Source records »
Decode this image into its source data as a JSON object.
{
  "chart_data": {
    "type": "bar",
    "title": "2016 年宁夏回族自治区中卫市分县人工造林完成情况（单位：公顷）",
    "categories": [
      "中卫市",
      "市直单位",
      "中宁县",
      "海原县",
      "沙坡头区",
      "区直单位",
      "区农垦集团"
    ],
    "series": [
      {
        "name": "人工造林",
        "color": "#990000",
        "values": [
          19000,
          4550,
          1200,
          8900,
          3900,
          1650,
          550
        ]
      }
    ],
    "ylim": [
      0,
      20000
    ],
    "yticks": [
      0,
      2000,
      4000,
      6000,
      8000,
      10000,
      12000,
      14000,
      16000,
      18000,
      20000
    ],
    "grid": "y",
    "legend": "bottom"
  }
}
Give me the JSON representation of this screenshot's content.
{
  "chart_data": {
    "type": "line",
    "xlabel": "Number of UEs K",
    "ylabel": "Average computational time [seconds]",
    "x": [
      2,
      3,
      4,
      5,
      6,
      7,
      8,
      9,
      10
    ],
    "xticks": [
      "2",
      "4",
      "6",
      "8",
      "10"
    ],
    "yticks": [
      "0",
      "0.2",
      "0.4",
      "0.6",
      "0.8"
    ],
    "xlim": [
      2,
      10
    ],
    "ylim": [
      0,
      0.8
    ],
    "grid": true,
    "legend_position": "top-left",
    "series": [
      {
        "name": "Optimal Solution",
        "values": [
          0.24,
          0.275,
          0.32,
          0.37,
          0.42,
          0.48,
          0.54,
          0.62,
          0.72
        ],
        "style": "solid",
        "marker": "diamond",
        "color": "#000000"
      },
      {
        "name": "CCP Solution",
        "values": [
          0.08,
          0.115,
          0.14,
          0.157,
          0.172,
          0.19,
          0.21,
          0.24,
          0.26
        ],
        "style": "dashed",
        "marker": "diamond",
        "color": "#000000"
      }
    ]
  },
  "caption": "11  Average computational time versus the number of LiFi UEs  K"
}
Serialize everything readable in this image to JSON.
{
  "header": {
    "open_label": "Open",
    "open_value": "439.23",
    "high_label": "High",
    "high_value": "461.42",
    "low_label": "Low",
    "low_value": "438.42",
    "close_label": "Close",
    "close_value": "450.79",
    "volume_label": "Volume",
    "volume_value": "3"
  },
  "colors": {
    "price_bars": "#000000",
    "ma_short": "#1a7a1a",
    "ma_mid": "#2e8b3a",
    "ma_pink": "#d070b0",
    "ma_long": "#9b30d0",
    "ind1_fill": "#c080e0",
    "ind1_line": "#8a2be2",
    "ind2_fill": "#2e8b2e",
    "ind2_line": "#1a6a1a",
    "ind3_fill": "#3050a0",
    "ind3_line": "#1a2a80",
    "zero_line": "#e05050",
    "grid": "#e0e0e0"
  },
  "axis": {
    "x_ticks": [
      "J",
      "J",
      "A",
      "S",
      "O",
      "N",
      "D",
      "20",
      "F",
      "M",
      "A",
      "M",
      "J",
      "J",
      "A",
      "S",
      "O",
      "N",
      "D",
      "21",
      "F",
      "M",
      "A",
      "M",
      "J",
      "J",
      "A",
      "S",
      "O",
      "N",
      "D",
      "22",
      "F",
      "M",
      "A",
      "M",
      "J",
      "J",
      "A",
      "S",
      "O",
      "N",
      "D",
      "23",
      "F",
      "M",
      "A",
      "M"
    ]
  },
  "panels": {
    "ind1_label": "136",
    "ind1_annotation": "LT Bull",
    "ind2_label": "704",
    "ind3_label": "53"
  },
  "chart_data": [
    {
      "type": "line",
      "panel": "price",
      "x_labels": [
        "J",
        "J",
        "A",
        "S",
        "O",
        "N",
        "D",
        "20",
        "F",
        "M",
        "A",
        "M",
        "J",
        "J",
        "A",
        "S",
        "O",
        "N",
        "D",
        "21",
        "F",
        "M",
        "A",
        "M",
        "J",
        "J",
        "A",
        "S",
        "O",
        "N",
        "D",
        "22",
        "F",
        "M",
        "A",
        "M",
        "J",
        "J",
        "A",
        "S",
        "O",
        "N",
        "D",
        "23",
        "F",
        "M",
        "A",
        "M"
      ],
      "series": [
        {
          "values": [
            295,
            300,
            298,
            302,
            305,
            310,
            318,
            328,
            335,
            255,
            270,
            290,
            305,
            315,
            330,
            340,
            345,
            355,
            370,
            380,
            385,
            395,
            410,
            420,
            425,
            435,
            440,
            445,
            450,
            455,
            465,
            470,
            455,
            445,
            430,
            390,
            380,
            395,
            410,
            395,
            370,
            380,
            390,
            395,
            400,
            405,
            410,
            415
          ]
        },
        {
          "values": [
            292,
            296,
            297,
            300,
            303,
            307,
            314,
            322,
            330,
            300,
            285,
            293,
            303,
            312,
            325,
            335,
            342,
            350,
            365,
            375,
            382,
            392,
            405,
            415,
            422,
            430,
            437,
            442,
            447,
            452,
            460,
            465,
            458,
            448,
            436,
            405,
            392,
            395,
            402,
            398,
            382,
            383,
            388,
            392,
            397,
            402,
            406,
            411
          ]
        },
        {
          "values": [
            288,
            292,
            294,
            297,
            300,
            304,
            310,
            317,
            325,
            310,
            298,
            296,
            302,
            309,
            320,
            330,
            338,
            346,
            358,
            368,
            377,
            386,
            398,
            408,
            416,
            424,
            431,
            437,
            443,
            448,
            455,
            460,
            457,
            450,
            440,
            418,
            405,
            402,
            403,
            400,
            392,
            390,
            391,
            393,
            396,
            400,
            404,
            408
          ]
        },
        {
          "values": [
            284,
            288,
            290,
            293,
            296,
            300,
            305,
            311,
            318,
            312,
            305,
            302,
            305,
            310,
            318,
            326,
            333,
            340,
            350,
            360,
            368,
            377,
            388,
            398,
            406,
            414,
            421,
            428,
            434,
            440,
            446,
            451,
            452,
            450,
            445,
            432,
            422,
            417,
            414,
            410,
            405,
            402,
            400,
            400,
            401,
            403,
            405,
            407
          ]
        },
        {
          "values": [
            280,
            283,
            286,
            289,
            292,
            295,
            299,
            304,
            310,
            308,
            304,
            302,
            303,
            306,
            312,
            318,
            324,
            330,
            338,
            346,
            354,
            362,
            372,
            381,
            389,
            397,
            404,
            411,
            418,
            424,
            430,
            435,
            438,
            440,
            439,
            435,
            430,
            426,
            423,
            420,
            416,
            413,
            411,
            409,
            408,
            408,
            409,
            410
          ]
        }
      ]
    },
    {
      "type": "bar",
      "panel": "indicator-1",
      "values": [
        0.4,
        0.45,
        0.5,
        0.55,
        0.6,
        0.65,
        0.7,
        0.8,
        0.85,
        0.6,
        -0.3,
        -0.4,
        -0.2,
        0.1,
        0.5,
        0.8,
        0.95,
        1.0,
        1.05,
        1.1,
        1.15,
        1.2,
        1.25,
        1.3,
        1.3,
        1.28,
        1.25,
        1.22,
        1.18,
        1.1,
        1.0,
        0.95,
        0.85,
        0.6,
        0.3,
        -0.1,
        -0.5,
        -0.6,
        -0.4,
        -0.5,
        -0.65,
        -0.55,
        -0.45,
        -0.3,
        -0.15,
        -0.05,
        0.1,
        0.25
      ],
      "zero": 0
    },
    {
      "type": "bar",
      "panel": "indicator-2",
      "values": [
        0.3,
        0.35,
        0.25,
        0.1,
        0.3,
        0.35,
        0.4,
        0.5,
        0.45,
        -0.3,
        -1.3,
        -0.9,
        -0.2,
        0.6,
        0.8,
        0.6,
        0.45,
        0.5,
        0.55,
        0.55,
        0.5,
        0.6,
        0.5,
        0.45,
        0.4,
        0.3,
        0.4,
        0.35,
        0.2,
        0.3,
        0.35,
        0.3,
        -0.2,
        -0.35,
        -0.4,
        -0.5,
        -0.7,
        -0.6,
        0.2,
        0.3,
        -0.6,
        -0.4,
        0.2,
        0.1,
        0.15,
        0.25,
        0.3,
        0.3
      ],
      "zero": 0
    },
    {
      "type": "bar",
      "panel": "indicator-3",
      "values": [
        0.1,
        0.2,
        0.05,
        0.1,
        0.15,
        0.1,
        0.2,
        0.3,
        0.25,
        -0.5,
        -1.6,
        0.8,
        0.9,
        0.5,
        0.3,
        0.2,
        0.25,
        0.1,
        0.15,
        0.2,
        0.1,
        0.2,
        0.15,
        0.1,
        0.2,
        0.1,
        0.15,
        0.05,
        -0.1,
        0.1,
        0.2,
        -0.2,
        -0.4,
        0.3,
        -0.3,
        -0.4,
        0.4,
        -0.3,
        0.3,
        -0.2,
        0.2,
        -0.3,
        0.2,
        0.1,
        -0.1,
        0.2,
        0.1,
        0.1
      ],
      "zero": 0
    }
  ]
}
* * *
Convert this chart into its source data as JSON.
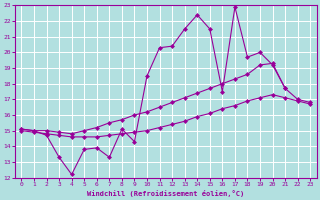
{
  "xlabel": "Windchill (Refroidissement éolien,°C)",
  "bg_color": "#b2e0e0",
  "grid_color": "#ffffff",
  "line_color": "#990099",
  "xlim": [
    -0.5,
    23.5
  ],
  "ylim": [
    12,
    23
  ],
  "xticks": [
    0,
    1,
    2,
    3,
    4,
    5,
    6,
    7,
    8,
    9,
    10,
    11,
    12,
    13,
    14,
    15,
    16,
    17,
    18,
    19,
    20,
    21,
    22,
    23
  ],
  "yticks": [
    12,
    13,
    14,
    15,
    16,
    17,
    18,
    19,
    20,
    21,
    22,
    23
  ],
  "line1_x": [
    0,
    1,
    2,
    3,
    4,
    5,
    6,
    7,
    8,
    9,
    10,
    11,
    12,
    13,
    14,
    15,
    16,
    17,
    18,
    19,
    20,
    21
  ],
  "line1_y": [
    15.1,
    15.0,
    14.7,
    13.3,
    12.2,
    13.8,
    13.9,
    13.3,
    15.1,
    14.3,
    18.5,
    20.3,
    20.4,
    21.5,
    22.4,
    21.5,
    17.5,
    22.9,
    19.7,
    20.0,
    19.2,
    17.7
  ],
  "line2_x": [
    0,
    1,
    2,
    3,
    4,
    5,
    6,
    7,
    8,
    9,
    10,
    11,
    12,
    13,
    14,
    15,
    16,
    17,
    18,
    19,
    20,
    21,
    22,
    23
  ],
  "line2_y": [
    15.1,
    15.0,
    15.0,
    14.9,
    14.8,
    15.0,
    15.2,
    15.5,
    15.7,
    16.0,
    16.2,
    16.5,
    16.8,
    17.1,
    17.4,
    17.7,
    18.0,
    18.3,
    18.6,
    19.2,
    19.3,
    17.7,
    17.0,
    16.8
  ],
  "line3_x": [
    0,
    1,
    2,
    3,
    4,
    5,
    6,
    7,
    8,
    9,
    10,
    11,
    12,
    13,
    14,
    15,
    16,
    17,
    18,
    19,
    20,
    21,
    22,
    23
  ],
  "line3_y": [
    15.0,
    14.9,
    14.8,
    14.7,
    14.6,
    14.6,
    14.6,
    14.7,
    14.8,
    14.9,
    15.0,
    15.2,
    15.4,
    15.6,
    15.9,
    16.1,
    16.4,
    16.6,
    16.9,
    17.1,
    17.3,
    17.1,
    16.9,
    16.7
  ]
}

Exercise aim » Go through the entries and return each line where the word "Solution" appears.

Output of the exercise »
        "name": "Optimal Solution",
        "name": "CCP Solution",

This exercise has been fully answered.